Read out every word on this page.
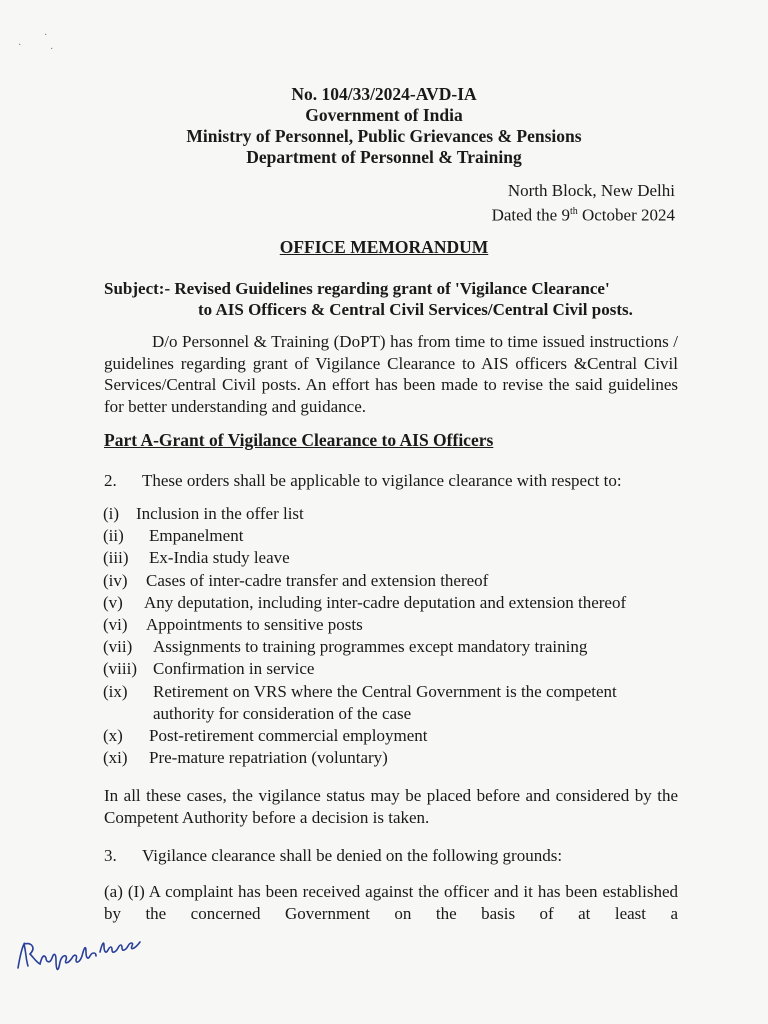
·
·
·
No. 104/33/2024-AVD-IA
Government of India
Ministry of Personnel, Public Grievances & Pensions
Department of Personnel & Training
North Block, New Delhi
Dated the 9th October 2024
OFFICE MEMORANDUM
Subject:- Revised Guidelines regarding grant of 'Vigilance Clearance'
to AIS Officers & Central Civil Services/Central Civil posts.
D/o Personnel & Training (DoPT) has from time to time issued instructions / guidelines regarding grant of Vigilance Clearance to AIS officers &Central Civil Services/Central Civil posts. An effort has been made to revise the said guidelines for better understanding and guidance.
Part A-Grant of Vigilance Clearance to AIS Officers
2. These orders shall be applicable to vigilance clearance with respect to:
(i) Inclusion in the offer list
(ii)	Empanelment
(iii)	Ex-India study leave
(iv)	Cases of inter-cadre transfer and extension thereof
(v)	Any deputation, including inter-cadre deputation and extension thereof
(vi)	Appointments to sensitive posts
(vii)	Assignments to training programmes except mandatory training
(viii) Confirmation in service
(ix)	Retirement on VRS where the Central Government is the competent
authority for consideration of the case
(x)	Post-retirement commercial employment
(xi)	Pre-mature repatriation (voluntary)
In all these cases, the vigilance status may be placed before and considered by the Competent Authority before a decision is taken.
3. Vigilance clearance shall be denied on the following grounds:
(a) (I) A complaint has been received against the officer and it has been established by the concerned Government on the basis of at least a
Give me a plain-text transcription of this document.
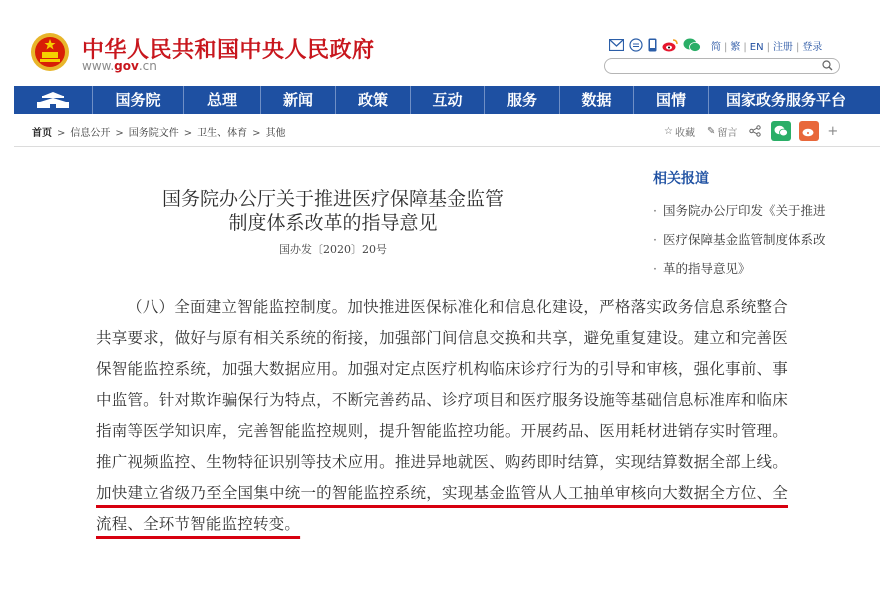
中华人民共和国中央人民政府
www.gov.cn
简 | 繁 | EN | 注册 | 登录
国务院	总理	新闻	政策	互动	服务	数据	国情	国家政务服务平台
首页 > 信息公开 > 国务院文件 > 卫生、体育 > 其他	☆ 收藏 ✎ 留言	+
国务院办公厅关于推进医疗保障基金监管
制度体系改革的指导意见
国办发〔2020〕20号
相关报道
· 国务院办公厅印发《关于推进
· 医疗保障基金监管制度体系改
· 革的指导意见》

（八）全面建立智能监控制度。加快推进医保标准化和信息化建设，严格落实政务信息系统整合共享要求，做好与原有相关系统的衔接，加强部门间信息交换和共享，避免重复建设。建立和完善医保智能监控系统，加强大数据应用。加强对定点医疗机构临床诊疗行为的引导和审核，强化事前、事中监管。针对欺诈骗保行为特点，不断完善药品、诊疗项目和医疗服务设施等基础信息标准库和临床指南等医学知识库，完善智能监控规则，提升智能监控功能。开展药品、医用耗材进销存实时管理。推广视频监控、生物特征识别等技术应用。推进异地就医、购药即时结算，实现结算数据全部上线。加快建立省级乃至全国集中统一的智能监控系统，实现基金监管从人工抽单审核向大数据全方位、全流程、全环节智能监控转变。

==========

Short task
Gather all lines where the word "extension" appears.

Output of the exercise
(iv)	Cases of inter-cadre transfer and extension thereof
(v)	Any deputation, including inter-cadre deputation and extension thereof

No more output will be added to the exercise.